Recorded data:
******

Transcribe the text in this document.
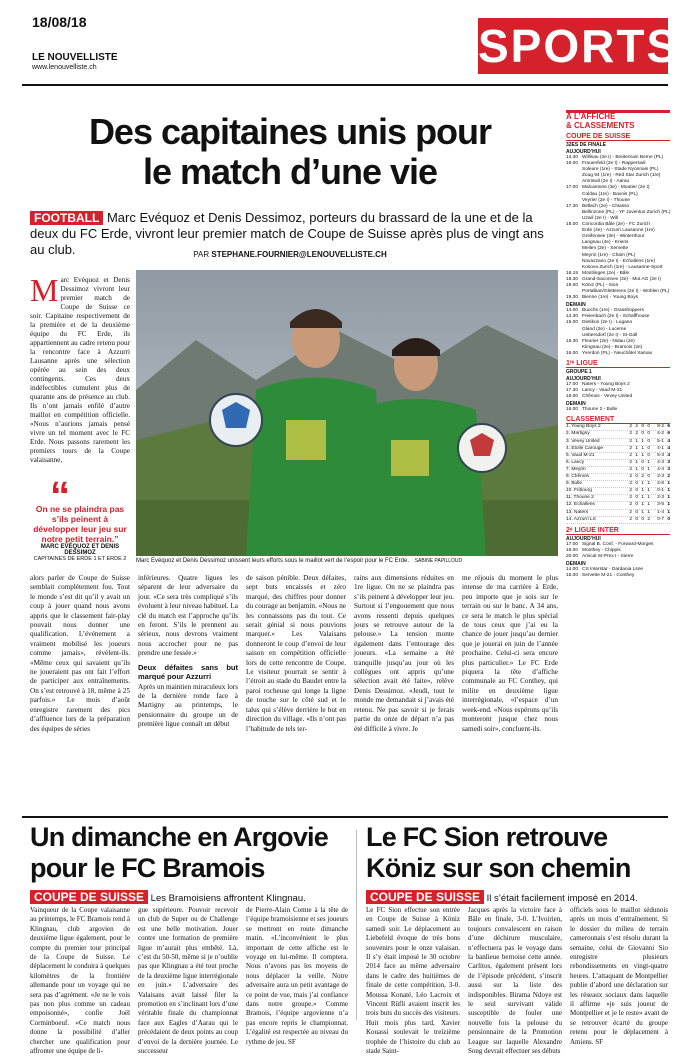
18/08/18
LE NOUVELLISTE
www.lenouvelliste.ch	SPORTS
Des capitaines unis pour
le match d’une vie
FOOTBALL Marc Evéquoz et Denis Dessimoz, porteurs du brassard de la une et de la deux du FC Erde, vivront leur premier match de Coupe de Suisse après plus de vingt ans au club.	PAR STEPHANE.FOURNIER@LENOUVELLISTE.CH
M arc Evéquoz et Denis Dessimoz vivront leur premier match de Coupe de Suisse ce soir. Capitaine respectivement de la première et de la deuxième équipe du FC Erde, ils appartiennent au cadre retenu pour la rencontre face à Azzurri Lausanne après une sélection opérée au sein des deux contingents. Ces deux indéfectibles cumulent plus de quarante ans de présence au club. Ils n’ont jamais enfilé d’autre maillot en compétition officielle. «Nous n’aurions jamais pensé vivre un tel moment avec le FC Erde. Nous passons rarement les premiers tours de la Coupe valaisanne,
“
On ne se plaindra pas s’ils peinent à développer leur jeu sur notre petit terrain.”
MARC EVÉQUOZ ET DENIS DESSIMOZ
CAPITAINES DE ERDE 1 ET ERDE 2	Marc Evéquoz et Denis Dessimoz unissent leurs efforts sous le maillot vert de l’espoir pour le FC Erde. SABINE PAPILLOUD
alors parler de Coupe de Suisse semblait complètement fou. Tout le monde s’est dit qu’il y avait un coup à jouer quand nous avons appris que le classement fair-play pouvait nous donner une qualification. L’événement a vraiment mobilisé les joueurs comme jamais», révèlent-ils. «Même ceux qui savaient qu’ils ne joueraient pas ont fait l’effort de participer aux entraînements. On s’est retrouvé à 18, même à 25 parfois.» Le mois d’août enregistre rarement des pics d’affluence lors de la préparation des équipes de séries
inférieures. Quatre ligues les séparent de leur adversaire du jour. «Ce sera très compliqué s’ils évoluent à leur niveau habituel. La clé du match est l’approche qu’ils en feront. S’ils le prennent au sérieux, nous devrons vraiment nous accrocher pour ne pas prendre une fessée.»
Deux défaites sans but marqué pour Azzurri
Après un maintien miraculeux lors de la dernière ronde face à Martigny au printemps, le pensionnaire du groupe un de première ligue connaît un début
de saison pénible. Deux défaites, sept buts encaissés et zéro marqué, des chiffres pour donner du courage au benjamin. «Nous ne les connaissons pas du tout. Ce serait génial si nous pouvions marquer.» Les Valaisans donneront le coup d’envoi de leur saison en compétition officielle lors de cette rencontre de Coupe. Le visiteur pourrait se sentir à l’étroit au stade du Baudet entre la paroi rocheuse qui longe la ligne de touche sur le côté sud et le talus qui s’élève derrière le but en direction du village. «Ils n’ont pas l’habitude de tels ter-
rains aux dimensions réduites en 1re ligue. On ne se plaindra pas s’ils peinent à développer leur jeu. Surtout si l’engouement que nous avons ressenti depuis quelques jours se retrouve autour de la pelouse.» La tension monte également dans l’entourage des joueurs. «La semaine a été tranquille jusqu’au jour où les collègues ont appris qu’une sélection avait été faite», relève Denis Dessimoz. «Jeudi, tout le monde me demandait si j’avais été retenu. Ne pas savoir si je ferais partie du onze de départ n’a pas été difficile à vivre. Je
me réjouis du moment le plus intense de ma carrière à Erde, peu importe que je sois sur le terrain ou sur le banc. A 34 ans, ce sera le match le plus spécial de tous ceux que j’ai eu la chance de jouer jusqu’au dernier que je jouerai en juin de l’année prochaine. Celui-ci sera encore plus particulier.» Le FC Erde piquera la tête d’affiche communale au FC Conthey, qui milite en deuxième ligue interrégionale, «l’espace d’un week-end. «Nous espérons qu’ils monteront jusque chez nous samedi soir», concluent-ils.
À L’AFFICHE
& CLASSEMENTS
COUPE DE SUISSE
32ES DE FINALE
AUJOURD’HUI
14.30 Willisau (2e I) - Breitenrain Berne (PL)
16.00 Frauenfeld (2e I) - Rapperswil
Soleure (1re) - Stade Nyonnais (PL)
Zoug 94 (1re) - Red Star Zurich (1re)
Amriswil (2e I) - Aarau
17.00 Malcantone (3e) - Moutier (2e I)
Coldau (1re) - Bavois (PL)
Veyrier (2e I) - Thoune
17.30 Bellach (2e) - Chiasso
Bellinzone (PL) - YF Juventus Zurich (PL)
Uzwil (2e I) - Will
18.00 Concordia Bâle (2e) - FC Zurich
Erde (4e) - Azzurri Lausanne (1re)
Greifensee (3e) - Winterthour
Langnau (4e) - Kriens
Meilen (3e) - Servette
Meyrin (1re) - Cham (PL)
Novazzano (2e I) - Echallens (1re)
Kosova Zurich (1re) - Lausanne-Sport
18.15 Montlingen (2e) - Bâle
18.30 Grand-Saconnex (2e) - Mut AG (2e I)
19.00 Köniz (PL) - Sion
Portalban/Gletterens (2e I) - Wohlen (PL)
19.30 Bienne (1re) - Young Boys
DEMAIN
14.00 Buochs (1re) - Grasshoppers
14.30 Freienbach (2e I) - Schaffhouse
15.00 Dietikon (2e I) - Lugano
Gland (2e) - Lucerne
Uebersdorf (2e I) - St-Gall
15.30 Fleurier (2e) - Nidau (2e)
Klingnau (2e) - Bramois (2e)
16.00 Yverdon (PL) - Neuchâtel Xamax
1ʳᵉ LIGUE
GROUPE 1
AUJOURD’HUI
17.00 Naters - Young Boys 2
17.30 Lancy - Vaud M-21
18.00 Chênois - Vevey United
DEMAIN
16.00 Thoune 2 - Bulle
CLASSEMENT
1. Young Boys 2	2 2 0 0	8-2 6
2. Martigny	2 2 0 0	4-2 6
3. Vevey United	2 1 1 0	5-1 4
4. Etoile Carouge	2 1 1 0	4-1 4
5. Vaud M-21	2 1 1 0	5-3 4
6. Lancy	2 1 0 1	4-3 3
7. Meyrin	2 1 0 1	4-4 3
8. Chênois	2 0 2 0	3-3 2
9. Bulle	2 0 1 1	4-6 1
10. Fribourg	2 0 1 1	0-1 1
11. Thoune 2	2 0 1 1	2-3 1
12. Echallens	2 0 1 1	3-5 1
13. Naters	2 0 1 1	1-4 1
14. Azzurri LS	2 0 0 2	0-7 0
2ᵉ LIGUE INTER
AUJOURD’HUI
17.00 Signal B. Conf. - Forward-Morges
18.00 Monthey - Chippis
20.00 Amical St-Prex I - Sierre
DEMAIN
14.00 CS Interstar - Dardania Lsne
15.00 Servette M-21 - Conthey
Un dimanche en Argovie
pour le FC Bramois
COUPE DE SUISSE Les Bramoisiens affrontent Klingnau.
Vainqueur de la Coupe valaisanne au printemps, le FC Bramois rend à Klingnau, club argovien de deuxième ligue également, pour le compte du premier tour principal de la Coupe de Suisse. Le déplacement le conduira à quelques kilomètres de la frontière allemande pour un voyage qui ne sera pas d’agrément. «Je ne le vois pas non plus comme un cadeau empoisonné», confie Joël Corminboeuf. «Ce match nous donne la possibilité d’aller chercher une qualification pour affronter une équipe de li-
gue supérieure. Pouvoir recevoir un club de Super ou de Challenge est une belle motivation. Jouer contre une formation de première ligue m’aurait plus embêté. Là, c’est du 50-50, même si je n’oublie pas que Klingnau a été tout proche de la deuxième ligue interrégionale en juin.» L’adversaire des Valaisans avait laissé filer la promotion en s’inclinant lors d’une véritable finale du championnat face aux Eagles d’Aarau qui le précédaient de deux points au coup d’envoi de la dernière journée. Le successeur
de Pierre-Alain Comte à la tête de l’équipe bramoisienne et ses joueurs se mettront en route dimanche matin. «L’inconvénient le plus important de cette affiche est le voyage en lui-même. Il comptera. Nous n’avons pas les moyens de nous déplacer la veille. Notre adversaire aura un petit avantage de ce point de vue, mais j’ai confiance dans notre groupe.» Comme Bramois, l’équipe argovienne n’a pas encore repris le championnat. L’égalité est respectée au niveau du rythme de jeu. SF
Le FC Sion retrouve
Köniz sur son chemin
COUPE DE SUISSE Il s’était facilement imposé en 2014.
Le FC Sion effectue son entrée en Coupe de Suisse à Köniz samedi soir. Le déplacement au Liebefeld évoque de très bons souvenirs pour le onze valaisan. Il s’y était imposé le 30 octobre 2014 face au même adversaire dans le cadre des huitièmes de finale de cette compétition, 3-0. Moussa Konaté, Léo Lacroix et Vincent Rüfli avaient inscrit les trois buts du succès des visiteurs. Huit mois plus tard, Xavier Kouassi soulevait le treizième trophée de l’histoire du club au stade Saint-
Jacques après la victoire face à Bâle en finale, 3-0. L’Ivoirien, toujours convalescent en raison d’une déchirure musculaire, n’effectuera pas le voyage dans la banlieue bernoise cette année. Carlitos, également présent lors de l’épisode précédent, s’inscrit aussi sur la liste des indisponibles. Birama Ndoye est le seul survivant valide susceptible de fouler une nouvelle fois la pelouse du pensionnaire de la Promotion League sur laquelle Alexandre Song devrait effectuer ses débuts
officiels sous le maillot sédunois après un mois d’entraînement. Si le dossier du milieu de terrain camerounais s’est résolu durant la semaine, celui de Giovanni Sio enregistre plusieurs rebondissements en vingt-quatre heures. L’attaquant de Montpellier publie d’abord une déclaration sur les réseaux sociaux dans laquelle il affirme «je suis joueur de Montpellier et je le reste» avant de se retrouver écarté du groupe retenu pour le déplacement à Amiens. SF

******

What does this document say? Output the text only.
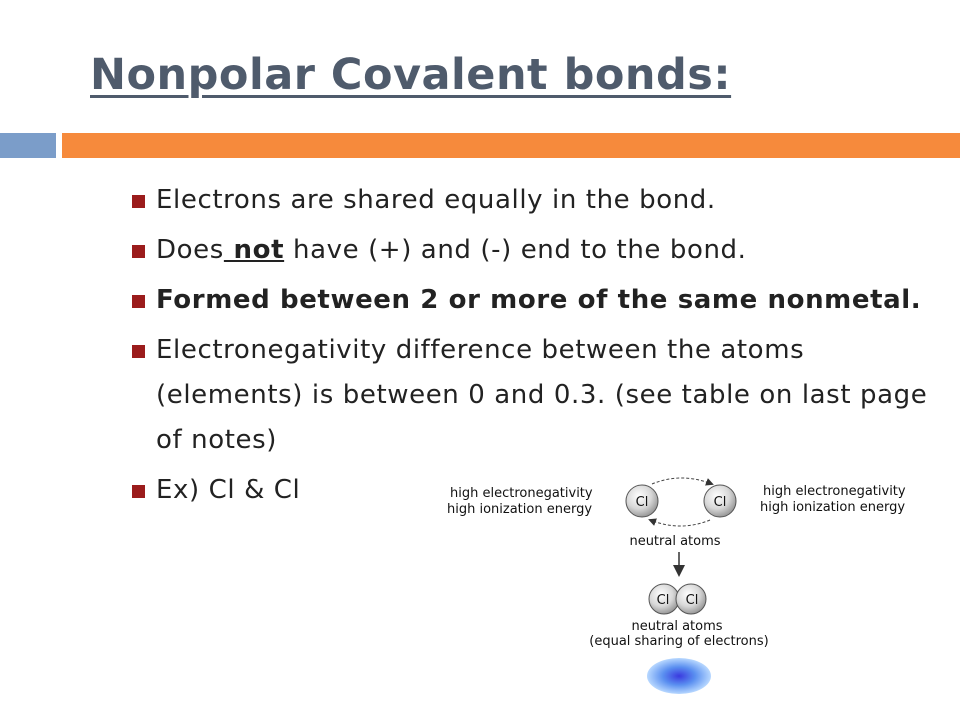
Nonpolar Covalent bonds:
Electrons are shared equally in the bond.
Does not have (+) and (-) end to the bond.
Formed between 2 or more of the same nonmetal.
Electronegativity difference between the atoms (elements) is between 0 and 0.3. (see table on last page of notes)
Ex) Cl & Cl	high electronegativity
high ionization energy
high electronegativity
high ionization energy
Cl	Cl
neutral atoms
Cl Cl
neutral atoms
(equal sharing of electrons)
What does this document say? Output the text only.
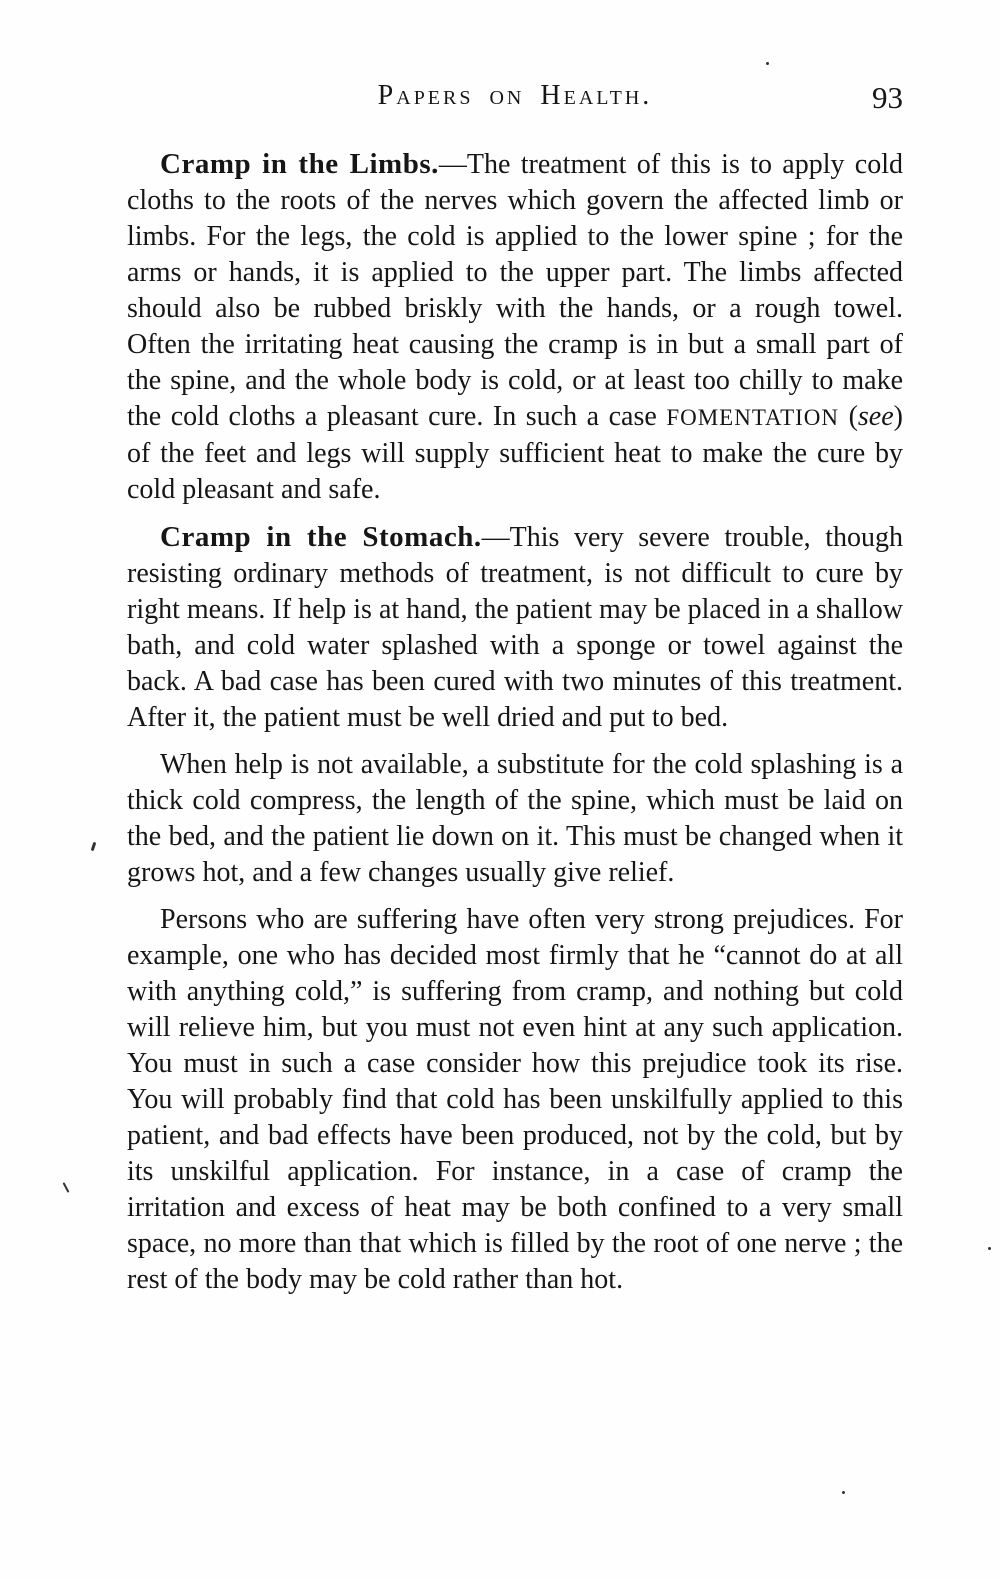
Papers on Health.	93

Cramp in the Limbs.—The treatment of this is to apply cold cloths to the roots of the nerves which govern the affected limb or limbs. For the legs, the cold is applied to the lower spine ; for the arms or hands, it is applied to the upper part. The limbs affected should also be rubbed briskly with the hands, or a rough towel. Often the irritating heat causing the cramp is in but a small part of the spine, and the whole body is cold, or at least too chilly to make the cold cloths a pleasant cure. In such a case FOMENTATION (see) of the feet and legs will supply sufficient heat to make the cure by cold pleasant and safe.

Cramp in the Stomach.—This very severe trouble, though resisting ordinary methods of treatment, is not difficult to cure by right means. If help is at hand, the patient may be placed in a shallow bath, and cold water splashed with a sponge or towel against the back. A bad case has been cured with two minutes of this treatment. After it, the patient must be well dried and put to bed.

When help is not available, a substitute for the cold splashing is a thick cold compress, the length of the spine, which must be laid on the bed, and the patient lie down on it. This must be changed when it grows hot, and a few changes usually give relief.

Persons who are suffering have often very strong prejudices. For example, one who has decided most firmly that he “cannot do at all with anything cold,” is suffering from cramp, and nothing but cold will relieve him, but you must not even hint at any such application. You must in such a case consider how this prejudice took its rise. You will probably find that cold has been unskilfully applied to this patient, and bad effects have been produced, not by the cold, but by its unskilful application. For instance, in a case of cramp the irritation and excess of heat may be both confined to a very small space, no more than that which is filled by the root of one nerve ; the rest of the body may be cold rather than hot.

******

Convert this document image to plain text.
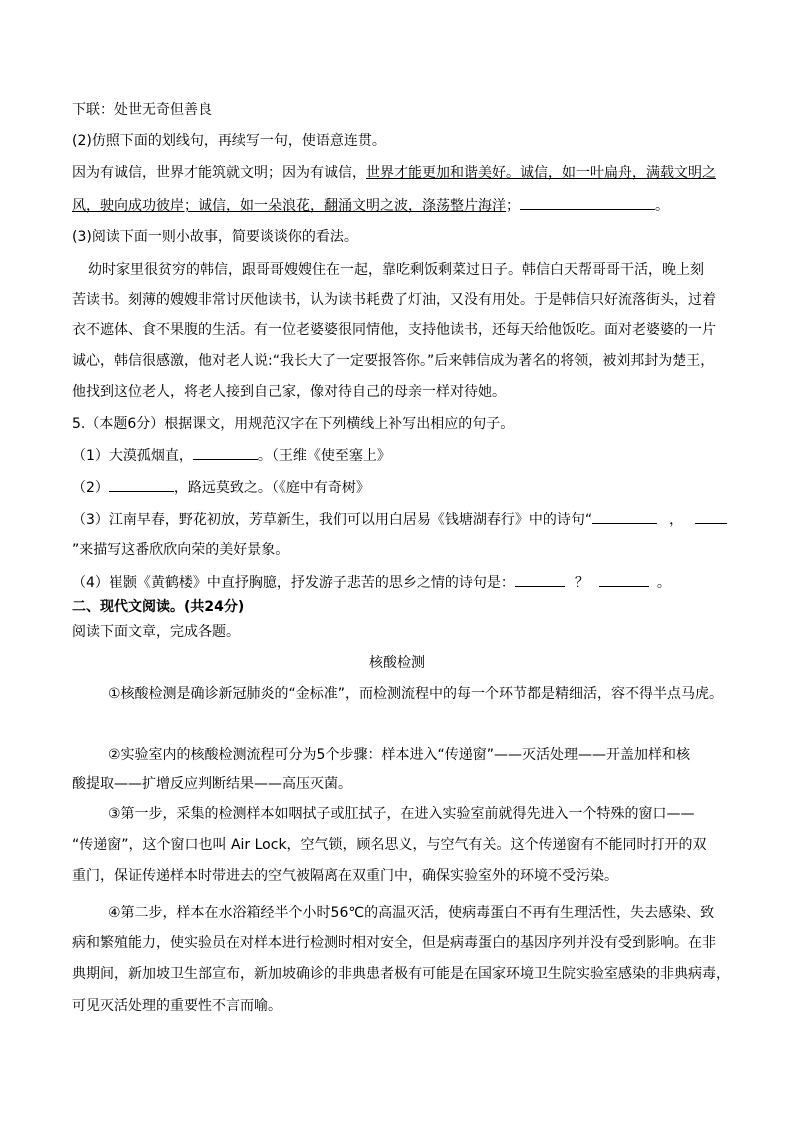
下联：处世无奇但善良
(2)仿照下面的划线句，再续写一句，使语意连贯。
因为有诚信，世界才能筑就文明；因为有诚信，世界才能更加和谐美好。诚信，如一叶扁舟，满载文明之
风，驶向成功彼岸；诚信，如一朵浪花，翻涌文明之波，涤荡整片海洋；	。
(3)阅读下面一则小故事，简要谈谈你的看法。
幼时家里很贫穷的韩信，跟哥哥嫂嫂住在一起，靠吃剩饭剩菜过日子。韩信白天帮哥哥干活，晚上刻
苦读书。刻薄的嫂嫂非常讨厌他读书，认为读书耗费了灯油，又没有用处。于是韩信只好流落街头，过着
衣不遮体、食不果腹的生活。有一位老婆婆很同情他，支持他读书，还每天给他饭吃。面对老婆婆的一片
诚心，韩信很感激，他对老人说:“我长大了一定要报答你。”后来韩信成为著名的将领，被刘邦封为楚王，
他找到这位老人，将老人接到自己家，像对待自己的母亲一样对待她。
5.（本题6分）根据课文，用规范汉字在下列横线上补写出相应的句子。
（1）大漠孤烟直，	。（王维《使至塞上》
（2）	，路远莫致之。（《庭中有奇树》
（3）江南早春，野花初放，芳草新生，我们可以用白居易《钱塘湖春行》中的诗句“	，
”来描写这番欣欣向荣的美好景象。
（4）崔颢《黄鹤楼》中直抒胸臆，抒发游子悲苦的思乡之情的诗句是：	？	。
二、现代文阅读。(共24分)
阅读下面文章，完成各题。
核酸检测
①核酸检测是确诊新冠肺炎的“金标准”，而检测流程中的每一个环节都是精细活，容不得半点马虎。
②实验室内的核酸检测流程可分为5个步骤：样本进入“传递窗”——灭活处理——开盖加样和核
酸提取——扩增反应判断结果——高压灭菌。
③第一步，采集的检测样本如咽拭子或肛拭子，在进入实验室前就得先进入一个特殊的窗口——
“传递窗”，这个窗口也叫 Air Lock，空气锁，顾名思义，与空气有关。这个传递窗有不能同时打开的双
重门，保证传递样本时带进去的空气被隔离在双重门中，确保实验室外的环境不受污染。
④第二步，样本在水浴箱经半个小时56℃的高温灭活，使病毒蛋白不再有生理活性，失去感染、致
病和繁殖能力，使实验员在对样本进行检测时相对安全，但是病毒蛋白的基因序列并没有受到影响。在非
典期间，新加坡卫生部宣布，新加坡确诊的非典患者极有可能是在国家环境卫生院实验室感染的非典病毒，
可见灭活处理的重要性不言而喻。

******

Exercise: Select the lines from the entries that include the word "United".

Final result:
18.00 Chênois - Vevey United
3. Vevey United	2 1 1 0	5-1 4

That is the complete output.